→ Source text:
Any thoughts on his warm feet? Is that just part of how they thermoregulate or does it signify that he is too warm?
 

Scott199

Regular Member
I have tried coolers that use water to humidify and suppose to help chill the air they push out but found them no good and only have slight affect at first when the water you put in is chilled. Ok I have not used that model but the ones I had used was floor standing. if you want to always get cool air you need one with a fridge system in it
i was skeptical so tried it first and next to a normal fan to see the difference, certainly not an air conditioner but this little one did cool the air slightly for a good few hours, although i did use water from the fridge, so it was cold to start with.
 
We have windows through the house locked to the open position (smaller gap a macaw couldn't fit through) and all interior doors open. Our birds never investigate open windows or doors, but we wouldn't want to push our luck! We also have a humidifier in their room, the back door wide open (the aviary is attached to the house, but they never go out on their own anyway, they prefer to be chauffeured). Then lastly, another fan near the doorway for air circulation.

Hot feet I think may be a way to keep cool? If you think about it, their bodies are covered in a big feathery blanket, with their feet sticking out the end. It's the only bit (apart from bare faces like macaws and some too's) that is exposed to air. I'm sure if I'm mistaken, someone more knowledgeable will kindly correct me!
 

DizzyBlue

Administrator
Staff member
Admin
Can't correct somebody who's spot on @MJGB - MikeJenGaryBeckyBoo :)
My lot had a right good soaking first thing this morning looked like a whole set of drowned rats that had then been pulled through a hedge backwards :risas3:
Totally awesome smell of soggy birdies though
I had the windows and doors open first thing to drag in a bit of cooler air but now it's stinking hot outside keep spraying the aviary gang down so they don't overheat.
You can tell when a bird is overheating since the don't have sweat glands to cool down they have their mouths open panting air through their system (as well as the hot feet referred to earlier)
 

Wendy Cooper-Wolfe

Regular Member
Like others we open windows when is cool and shut them as soon as the temperature rises, like wise with shutters. When it's not too hot we can go out under the shade, but if does starts looking like she's panting she goes straight indoors. However l think she has adapted to being here as she copes well until it gets to about 34 degrees.
Unfortunately I think she was terrorised by a spray bottle when she was in the pet shop as she wont tolerate being sprayed at all. I've tried her with a splashy tap, offered her a shower but all she does is bath in her water bowl when she sees fit.

→ Problems and tasks:
1. Answer these questions using the forum thread above, one answer per line, marked as the questions are:
(a) What water was used in the small cooler described in the post beginning "i was skeptical so tried it first"?
(b) What two signs of a bird overheating are named in the post beginning "You can tell when a bird is overheating"?
(c) Up to about what temperature does the bird in the last post cope well?
2. Rewrite the paragraph of the forum thread that begins "We have windows through the house" as a short bulleted list, keeping its main facts.

→ Data extract:
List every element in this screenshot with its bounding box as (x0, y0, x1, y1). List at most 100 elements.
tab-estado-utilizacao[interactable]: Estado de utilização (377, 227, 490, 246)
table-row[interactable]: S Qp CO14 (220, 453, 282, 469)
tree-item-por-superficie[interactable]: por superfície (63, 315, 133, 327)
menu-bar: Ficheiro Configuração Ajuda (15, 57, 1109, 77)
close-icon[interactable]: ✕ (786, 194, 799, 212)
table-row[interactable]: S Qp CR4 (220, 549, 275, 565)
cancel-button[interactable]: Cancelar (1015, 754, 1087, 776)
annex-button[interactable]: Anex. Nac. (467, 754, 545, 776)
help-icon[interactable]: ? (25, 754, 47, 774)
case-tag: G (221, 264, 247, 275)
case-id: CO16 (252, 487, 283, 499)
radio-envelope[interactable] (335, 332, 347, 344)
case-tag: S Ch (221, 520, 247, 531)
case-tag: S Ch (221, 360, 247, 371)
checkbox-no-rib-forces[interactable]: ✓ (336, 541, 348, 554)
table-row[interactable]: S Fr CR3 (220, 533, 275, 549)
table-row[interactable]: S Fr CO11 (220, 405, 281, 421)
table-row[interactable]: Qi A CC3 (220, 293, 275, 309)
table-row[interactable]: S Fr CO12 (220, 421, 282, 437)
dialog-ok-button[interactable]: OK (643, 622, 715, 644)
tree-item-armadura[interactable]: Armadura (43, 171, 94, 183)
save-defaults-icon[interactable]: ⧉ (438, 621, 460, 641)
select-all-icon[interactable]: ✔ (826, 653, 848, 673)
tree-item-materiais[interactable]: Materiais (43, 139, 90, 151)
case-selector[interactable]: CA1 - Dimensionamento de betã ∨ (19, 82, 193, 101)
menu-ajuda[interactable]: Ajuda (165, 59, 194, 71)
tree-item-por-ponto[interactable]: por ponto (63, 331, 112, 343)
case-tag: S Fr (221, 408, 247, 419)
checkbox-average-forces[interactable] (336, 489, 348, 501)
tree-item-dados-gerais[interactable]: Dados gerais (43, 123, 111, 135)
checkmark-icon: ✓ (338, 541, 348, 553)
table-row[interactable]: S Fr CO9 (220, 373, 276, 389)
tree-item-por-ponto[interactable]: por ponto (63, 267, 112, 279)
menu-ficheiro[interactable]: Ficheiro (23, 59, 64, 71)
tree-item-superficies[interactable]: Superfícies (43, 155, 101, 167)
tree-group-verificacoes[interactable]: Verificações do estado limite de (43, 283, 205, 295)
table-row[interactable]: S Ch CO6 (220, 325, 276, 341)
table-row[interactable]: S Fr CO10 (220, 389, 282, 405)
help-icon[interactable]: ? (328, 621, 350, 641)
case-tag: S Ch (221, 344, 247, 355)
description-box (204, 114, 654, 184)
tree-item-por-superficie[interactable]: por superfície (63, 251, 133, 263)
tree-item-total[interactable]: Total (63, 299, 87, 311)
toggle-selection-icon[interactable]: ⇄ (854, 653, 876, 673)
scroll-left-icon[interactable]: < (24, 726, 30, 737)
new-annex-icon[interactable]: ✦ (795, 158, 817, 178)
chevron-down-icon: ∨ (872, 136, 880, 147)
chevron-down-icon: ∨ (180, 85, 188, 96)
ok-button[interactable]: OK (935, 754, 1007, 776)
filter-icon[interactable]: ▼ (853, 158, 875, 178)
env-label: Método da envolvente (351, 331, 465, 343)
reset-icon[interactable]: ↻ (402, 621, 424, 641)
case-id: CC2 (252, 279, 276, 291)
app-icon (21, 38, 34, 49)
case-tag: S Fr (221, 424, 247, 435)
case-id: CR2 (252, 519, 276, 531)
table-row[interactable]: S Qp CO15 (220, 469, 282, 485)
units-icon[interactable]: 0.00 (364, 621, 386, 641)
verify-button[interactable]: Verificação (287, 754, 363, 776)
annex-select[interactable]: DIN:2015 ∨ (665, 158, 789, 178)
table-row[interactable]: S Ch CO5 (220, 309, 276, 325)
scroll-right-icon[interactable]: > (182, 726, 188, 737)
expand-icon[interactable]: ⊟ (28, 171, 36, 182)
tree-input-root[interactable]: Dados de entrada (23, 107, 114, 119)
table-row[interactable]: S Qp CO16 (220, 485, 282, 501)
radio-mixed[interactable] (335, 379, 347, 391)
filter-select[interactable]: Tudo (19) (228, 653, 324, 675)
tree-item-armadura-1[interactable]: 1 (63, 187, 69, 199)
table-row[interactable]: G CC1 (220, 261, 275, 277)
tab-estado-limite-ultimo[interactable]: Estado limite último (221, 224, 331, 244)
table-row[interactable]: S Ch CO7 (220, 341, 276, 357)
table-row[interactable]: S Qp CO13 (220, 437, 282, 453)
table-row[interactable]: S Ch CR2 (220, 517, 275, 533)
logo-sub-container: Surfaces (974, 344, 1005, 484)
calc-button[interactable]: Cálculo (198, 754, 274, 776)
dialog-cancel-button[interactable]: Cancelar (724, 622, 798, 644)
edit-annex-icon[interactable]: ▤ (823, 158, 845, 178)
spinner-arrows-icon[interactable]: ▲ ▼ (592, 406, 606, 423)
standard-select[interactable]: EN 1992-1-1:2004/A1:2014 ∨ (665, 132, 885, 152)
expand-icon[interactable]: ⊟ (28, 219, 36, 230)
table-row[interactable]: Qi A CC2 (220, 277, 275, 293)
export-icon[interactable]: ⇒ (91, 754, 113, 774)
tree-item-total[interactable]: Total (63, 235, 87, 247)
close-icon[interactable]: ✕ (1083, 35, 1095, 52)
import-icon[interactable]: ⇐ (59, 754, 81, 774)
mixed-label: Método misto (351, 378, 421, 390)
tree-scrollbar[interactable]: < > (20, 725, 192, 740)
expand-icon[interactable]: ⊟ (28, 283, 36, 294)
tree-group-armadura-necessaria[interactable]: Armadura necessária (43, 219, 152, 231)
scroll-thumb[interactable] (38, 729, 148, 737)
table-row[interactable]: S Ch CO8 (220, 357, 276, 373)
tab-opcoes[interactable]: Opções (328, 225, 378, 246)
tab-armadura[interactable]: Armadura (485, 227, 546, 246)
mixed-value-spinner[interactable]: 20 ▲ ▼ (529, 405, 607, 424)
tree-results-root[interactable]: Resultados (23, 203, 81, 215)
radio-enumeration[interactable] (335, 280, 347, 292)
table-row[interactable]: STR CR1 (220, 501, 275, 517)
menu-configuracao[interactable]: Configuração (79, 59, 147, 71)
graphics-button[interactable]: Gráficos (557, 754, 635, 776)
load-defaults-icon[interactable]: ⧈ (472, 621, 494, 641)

→ Answers to this exercise:
1.
(a) Water from the fridge, so it was cold to start with.
(b) Panting with an open mouth, and hot feet.
(c) About 34 degrees.

2.
- Windows throughout the house are locked open, with gaps too small for a macaw to fit through.
- All interior doors are open. The birds never investigate open windows or doors.
- A humidifier runs in the birds' room.
- The back door is wide open. The attached aviary is there, but the birds never go out on their own.
- Another fan near the doorway circulates air.